RECORDS TO USE -
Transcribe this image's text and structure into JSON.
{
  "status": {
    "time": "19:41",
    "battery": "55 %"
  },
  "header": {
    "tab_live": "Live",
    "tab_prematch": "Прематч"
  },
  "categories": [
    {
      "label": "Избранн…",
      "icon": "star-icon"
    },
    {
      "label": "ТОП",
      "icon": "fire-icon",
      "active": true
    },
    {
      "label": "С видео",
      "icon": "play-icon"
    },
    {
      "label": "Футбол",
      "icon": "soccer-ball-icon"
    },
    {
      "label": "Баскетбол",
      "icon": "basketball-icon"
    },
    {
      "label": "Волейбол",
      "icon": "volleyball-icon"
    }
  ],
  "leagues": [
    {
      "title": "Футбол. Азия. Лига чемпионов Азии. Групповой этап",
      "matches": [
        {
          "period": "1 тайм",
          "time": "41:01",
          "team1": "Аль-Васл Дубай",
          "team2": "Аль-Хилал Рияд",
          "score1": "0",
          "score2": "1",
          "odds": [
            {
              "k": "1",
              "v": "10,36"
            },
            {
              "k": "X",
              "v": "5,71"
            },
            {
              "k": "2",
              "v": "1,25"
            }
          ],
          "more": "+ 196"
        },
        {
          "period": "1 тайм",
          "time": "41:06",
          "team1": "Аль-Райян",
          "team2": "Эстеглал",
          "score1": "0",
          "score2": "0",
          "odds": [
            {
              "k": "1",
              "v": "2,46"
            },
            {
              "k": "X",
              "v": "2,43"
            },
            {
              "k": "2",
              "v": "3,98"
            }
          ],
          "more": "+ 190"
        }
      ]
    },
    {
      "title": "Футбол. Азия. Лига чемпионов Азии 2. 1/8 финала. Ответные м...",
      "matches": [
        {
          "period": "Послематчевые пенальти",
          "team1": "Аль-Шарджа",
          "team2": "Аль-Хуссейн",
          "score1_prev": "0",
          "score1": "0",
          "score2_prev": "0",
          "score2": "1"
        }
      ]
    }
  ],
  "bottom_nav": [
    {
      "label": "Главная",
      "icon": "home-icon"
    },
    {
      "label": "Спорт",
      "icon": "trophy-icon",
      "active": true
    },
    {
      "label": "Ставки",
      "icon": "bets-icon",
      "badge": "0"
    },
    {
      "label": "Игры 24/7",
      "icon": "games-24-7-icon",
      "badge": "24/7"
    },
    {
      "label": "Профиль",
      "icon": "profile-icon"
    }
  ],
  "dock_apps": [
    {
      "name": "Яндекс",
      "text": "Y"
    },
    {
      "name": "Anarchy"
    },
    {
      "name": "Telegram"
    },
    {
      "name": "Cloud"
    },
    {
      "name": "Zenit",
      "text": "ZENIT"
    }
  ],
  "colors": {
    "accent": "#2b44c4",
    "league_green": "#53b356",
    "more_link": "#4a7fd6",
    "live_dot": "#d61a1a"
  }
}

WHAT YOU WILL DO -
Return every record above exactly as it appears.

SOLUTION -
Transcribe this image's text and structure into JSON.
{
  "status": {
    "time": "19:41",
    "battery": "55 %"
  },
  "header": {
    "tab_live": "Live",
    "tab_prematch": "Прематч"
  },
  "categories": [
    {
      "label": "Избранн…",
      "icon": "star-icon"
    },
    {
      "label": "ТОП",
      "icon": "fire-icon",
      "active": true
    },
    {
      "label": "С видео",
      "icon": "play-icon"
    },
    {
      "label": "Футбол",
      "icon": "soccer-ball-icon"
    },
    {
      "label": "Баскетбол",
      "icon": "basketball-icon"
    },
    {
      "label": "Волейбол",
      "icon": "volleyball-icon"
    }
  ],
  "leagues": [
    {
      "title": "Футбол. Азия. Лига чемпионов Азии. Групповой этап",
      "matches": [
        {
          "period": "1 тайм",
          "time": "41:01",
          "team1": "Аль-Васл Дубай",
          "team2": "Аль-Хилал Рияд",
          "score1": "0",
          "score2": "1",
          "odds": [
            {
              "k": "1",
              "v": "10,36"
            },
            {
              "k": "X",
              "v": "5,71"
            },
            {
              "k": "2",
              "v": "1,25"
            }
          ],
          "more": "+ 196"
        },
        {
          "period": "1 тайм",
          "time": "41:06",
          "team1": "Аль-Райян",
          "team2": "Эстеглал",
          "score1": "0",
          "score2": "0",
          "odds": [
            {
              "k": "1",
              "v": "2,46"
            },
            {
              "k": "X",
              "v": "2,43"
            },
            {
              "k": "2",
              "v": "3,98"
            }
          ],
          "more": "+ 190"
        }
      ]
    },
    {
      "title": "Футбол. Азия. Лига чемпионов Азии 2. 1/8 финала. Ответные м...",
      "matches": [
        {
          "period": "Послематчевые пенальти",
          "team1": "Аль-Шарджа",
          "team2": "Аль-Хуссейн",
          "score1_prev": "0",
          "score1": "0",
          "score2_prev": "0",
          "score2": "1"
        }
      ]
    }
  ],
  "bottom_nav": [
    {
      "label": "Главная",
      "icon": "home-icon"
    },
    {
      "label": "Спорт",
      "icon": "trophy-icon",
      "active": true
    },
    {
      "label": "Ставки",
      "icon": "bets-icon",
      "badge": "0"
    },
    {
      "label": "Игры 24/7",
      "icon": "games-24-7-icon",
      "badge": "24/7"
    },
    {
      "label": "Профиль",
      "icon": "profile-icon"
    }
  ],
  "dock_apps": [
    {
      "name": "Яндекс",
      "text": "Y"
    },
    {
      "name": "Anarchy"
    },
    {
      "name": "Telegram"
    },
    {
      "name": "Cloud"
    },
    {
      "name": "Zenit",
      "text": "ZENIT"
    }
  ],
  "colors": {
    "accent": "#2b44c4",
    "league_green": "#53b356",
    "more_link": "#4a7fd6",
    "live_dot": "#d61a1a"
  }
}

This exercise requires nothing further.